RECORDS FOR THIS EXERCISE =>
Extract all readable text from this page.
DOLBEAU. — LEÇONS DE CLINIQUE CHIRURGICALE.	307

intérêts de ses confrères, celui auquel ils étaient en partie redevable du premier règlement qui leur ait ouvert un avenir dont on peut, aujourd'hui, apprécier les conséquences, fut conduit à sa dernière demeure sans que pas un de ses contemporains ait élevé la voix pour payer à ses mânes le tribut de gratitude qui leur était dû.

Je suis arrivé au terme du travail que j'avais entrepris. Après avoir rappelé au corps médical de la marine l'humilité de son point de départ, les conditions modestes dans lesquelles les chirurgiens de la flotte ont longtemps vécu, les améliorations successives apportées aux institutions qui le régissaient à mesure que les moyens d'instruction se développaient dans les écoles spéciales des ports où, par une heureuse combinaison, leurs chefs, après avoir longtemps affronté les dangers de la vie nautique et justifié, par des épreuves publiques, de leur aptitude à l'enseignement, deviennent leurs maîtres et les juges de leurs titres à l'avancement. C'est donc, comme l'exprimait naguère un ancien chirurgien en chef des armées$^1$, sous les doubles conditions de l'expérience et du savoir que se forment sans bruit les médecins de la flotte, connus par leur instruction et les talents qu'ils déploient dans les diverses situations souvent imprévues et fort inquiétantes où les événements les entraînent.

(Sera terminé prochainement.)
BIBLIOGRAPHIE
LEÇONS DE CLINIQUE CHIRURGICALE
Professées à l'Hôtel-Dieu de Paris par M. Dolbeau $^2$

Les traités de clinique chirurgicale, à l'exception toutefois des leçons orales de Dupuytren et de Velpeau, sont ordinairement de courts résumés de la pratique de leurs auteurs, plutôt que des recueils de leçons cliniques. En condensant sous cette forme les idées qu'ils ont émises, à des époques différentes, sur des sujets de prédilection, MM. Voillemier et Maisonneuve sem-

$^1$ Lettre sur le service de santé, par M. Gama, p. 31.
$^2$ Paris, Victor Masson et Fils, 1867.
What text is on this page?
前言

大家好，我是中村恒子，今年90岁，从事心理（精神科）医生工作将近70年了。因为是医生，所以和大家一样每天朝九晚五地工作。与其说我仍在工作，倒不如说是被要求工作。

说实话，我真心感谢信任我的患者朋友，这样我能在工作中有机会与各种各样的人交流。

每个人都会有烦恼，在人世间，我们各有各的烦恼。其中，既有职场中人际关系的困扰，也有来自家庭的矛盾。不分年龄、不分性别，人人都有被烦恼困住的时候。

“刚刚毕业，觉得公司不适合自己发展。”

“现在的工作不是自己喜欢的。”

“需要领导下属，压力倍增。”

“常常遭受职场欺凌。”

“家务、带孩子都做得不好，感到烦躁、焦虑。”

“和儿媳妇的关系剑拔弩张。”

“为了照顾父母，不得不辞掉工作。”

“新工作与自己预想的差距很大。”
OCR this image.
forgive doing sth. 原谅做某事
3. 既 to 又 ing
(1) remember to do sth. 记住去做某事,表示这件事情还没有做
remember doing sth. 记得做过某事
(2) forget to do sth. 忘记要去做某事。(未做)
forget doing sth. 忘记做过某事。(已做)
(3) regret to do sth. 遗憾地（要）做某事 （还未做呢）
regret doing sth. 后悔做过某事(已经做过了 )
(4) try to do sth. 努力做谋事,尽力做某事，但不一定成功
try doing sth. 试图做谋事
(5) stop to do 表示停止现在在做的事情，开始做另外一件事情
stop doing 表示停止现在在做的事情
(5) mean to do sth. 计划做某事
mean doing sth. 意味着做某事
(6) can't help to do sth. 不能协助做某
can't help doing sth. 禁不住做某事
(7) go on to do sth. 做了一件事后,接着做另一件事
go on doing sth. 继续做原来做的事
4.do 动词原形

WHAT YOU WILL DO =>
Above are some records. Print them all exactly.

THE COMPLETED TASK =>
Extract all readable text from this page.
DOLBEAU. — LEÇONS DE CLINIQUE CHIRURGICALE.	307

intérêts de ses confrères, celui auquel ils étaient en partie redevable du premier règlement qui leur ait ouvert un avenir dont on peut, aujourd'hui, apprécier les conséquences, fut conduit à sa dernière demeure sans que pas un de ses contemporains ait élevé la voix pour payer à ses mânes le tribut de gratitude qui leur était dû.

Je suis arrivé au terme du travail que j'avais entrepris. Après avoir rappelé au corps médical de la marine l'humilité de son point de départ, les conditions modestes dans lesquelles les chirurgiens de la flotte ont longtemps vécu, les améliorations successives apportées aux institutions qui le régissaient à mesure que les moyens d'instruction se développaient dans les écoles spéciales des ports où, par une heureuse combinaison, leurs chefs, après avoir longtemps affronté les dangers de la vie nautique et justifié, par des épreuves publiques, de leur aptitude à l'enseignement, deviennent leurs maîtres et les juges de leurs titres à l'avancement. C'est donc, comme l'exprimait naguère un ancien chirurgien en chef des armées$^1$, sous les doubles conditions de l'expérience et du savoir que se forment sans bruit les médecins de la flotte, connus par leur instruction et les talents qu'ils déploient dans les diverses situations souvent imprévues et fort inquiétantes où les événements les entraînent.

(Sera terminé prochainement.)
BIBLIOGRAPHIE
LEÇONS DE CLINIQUE CHIRURGICALE
Professées à l'Hôtel-Dieu de Paris par M. Dolbeau $^2$

Les traités de clinique chirurgicale, à l'exception toutefois des leçons orales de Dupuytren et de Velpeau, sont ordinairement de courts résumés de la pratique de leurs auteurs, plutôt que des recueils de leçons cliniques. En condensant sous cette forme les idées qu'ils ont émises, à des époques différentes, sur des sujets de prédilection, MM. Voillemier et Maisonneuve sem-

$^1$ Lettre sur le service de santé, par M. Gama, p. 31.
$^2$ Paris, Victor Masson et Fils, 1867.
What text is on this page?
前言

大家好，我是中村恒子，今年90岁，从事心理（精神科）医生工作将近70年了。因为是医生，所以和大家一样每天朝九晚五地工作。与其说我仍在工作，倒不如说是被要求工作。

说实话，我真心感谢信任我的患者朋友，这样我能在工作中有机会与各种各样的人交流。

每个人都会有烦恼，在人世间，我们各有各的烦恼。其中，既有职场中人际关系的困扰，也有来自家庭的矛盾。不分年龄、不分性别，人人都有被烦恼困住的时候。

“刚刚毕业，觉得公司不适合自己发展。”

“现在的工作不是自己喜欢的。”

“需要领导下属，压力倍增。”

“常常遭受职场欺凌。”

“家务、带孩子都做得不好，感到烦躁、焦虑。”

“和儿媳妇的关系剑拔弩张。”

“为了照顾父母，不得不辞掉工作。”

“新工作与自己预想的差距很大。”
OCR this image.
forgive doing sth. 原谅做某事
3. 既 to 又 ing
(1) remember to do sth. 记住去做某事,表示这件事情还没有做
remember doing sth. 记得做过某事
(2) forget to do sth. 忘记要去做某事。(未做)
forget doing sth. 忘记做过某事。(已做)
(3) regret to do sth. 遗憾地（要）做某事 （还未做呢）
regret doing sth. 后悔做过某事(已经做过了 )
(4) try to do sth. 努力做谋事,尽力做某事，但不一定成功
try doing sth. 试图做谋事
(5) stop to do 表示停止现在在做的事情，开始做另外一件事情
stop doing 表示停止现在在做的事情
(5) mean to do sth. 计划做某事
mean doing sth. 意味着做某事
(6) can't help to do sth. 不能协助做某
can't help doing sth. 禁不住做某事
(7) go on to do sth. 做了一件事后,接着做另一件事
go on doing sth. 继续做原来做的事
4.do 动词原形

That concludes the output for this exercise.